* SHORT EXERCISE *
Repeat the listing in full, preserving every character.

──────────────────────────────

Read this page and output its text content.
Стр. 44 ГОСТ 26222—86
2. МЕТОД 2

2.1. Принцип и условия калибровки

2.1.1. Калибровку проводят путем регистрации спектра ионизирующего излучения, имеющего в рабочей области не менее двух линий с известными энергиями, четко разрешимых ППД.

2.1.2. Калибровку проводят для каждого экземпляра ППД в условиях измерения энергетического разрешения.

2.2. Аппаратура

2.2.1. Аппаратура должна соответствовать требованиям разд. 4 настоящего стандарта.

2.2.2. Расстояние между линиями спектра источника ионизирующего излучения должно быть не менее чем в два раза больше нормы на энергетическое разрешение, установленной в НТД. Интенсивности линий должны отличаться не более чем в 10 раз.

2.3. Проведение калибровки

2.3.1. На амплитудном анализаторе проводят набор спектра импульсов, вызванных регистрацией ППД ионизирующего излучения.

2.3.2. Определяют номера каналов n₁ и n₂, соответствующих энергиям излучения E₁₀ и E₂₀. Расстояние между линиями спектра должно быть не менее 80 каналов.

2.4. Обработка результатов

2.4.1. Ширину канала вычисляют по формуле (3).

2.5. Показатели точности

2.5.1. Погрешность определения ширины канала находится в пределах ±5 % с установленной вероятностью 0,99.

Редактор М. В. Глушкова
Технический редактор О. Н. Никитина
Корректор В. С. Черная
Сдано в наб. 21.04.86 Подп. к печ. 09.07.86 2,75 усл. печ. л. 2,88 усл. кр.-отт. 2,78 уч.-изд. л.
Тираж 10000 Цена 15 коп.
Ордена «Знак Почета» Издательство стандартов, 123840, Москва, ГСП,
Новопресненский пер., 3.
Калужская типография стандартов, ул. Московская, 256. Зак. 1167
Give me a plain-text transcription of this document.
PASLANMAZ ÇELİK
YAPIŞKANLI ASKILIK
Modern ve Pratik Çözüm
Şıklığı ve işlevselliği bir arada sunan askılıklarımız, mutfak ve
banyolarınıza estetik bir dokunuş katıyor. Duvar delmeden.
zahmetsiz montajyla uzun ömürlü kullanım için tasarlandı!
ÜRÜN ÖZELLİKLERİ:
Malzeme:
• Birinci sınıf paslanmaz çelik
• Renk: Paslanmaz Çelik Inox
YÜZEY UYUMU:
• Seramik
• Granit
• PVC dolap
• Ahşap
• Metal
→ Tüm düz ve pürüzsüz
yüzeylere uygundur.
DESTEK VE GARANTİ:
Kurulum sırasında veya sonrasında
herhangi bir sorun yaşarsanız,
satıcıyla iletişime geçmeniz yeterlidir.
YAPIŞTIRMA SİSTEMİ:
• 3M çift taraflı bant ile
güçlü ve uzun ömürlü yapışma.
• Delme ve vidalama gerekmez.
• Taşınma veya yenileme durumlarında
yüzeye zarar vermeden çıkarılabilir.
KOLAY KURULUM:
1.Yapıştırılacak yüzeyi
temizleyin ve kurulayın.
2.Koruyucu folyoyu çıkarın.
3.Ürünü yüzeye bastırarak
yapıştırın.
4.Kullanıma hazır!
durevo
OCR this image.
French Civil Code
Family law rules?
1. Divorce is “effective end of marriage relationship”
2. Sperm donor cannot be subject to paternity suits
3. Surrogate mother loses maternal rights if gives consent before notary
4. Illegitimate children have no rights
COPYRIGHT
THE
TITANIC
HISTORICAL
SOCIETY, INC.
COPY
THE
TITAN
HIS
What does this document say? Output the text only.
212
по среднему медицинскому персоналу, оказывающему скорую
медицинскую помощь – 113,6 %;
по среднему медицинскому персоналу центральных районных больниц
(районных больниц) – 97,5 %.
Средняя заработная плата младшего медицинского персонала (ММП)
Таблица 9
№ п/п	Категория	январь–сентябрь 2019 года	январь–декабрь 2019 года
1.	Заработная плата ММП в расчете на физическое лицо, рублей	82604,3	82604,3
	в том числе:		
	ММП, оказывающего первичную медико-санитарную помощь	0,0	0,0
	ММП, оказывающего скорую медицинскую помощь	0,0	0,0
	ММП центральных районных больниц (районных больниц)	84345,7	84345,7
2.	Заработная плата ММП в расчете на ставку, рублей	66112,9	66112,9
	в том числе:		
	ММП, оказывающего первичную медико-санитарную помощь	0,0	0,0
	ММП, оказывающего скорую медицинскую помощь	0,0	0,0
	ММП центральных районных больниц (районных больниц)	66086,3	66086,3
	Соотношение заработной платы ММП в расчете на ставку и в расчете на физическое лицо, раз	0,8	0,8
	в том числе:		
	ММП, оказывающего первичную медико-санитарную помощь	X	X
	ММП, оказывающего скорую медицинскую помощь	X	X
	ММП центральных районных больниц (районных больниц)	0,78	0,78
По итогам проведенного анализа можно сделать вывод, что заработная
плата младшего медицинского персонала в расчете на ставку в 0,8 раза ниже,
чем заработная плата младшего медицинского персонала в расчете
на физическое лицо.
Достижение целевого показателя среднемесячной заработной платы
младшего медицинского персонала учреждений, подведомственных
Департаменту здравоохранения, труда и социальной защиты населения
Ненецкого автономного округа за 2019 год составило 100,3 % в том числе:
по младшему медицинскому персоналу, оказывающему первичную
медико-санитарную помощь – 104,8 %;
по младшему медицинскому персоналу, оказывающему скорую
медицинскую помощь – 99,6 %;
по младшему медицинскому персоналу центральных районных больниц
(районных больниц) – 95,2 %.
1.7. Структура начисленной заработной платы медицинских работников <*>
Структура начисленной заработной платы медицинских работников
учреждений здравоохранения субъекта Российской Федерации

──────────────────────────────

* RESPONSE *
Read this page and output its text content.
Стр. 44 ГОСТ 26222—86
2. МЕТОД 2

2.1. Принцип и условия калибровки

2.1.1. Калибровку проводят путем регистрации спектра ионизирующего излучения, имеющего в рабочей области не менее двух линий с известными энергиями, четко разрешимых ППД.

2.1.2. Калибровку проводят для каждого экземпляра ППД в условиях измерения энергетического разрешения.

2.2. Аппаратура

2.2.1. Аппаратура должна соответствовать требованиям разд. 4 настоящего стандарта.

2.2.2. Расстояние между линиями спектра источника ионизирующего излучения должно быть не менее чем в два раза больше нормы на энергетическое разрешение, установленной в НТД. Интенсивности линий должны отличаться не более чем в 10 раз.

2.3. Проведение калибровки

2.3.1. На амплитудном анализаторе проводят набор спектра импульсов, вызванных регистрацией ППД ионизирующего излучения.

2.3.2. Определяют номера каналов n₁ и n₂, соответствующих энергиям излучения E₁₀ и E₂₀. Расстояние между линиями спектра должно быть не менее 80 каналов.

2.4. Обработка результатов

2.4.1. Ширину канала вычисляют по формуле (3).

2.5. Показатели точности

2.5.1. Погрешность определения ширины канала находится в пределах ±5 % с установленной вероятностью 0,99.

Редактор М. В. Глушкова
Технический редактор О. Н. Никитина
Корректор В. С. Черная
Сдано в наб. 21.04.86 Подп. к печ. 09.07.86 2,75 усл. печ. л. 2,88 усл. кр.-отт. 2,78 уч.-изд. л.
Тираж 10000 Цена 15 коп.
Ордена «Знак Почета» Издательство стандартов, 123840, Москва, ГСП,
Новопресненский пер., 3.
Калужская типография стандартов, ул. Московская, 256. Зак. 1167
Give me a plain-text transcription of this document.
PASLANMAZ ÇELİK
YAPIŞKANLI ASKILIK
Modern ve Pratik Çözüm
Şıklığı ve işlevselliği bir arada sunan askılıklarımız, mutfak ve
banyolarınıza estetik bir dokunuş katıyor. Duvar delmeden.
zahmetsiz montajyla uzun ömürlü kullanım için tasarlandı!
ÜRÜN ÖZELLİKLERİ:
Malzeme:
• Birinci sınıf paslanmaz çelik
• Renk: Paslanmaz Çelik Inox
YÜZEY UYUMU:
• Seramik
• Granit
• PVC dolap
• Ahşap
• Metal
→ Tüm düz ve pürüzsüz
yüzeylere uygundur.
DESTEK VE GARANTİ:
Kurulum sırasında veya sonrasında
herhangi bir sorun yaşarsanız,
satıcıyla iletişime geçmeniz yeterlidir.
YAPIŞTIRMA SİSTEMİ:
• 3M çift taraflı bant ile
güçlü ve uzun ömürlü yapışma.
• Delme ve vidalama gerekmez.
• Taşınma veya yenileme durumlarında
yüzeye zarar vermeden çıkarılabilir.
KOLAY KURULUM:
1.Yapıştırılacak yüzeyi
temizleyin ve kurulayın.
2.Koruyucu folyoyu çıkarın.
3.Ürünü yüzeye bastırarak
yapıştırın.
4.Kullanıma hazır!
durevo
OCR this image.
French Civil Code
Family law rules?
1. Divorce is “effective end of marriage relationship”
2. Sperm donor cannot be subject to paternity suits
3. Surrogate mother loses maternal rights if gives consent before notary
4. Illegitimate children have no rights
COPYRIGHT
THE
TITANIC
HISTORICAL
SOCIETY, INC.
COPY
THE
TITAN
HIS
What does this document say? Output the text only.
212
по среднему медицинскому персоналу, оказывающему скорую
медицинскую помощь – 113,6 %;
по среднему медицинскому персоналу центральных районных больниц
(районных больниц) – 97,5 %.
Средняя заработная плата младшего медицинского персонала (ММП)
Таблица 9
№ п/п	Категория	январь–сентябрь 2019 года	январь–декабрь 2019 года
1.	Заработная плата ММП в расчете на физическое лицо, рублей	82604,3	82604,3
	в том числе:		
	ММП, оказывающего первичную медико-санитарную помощь	0,0	0,0
	ММП, оказывающего скорую медицинскую помощь	0,0	0,0
	ММП центральных районных больниц (районных больниц)	84345,7	84345,7
2.	Заработная плата ММП в расчете на ставку, рублей	66112,9	66112,9
	в том числе:		
	ММП, оказывающего первичную медико-санитарную помощь	0,0	0,0
	ММП, оказывающего скорую медицинскую помощь	0,0	0,0
	ММП центральных районных больниц (районных больниц)	66086,3	66086,3
	Соотношение заработной платы ММП в расчете на ставку и в расчете на физическое лицо, раз	0,8	0,8
	в том числе:		
	ММП, оказывающего первичную медико-санитарную помощь	X	X
	ММП, оказывающего скорую медицинскую помощь	X	X
	ММП центральных районных больниц (районных больниц)	0,78	0,78
По итогам проведенного анализа можно сделать вывод, что заработная
плата младшего медицинского персонала в расчете на ставку в 0,8 раза ниже,
чем заработная плата младшего медицинского персонала в расчете
на физическое лицо.
Достижение целевого показателя среднемесячной заработной платы
младшего медицинского персонала учреждений, подведомственных
Департаменту здравоохранения, труда и социальной защиты населения
Ненецкого автономного округа за 2019 год составило 100,3 % в том числе:
по младшему медицинскому персоналу, оказывающему первичную
медико-санитарную помощь – 104,8 %;
по младшему медицинскому персоналу, оказывающему скорую
медицинскую помощь – 99,6 %;
по младшему медицинскому персоналу центральных районных больниц
(районных больниц) – 95,2 %.
1.7. Структура начисленной заработной платы медицинских работников <*>
Структура начисленной заработной платы медицинских работников
учреждений здравоохранения субъекта Российской Федерации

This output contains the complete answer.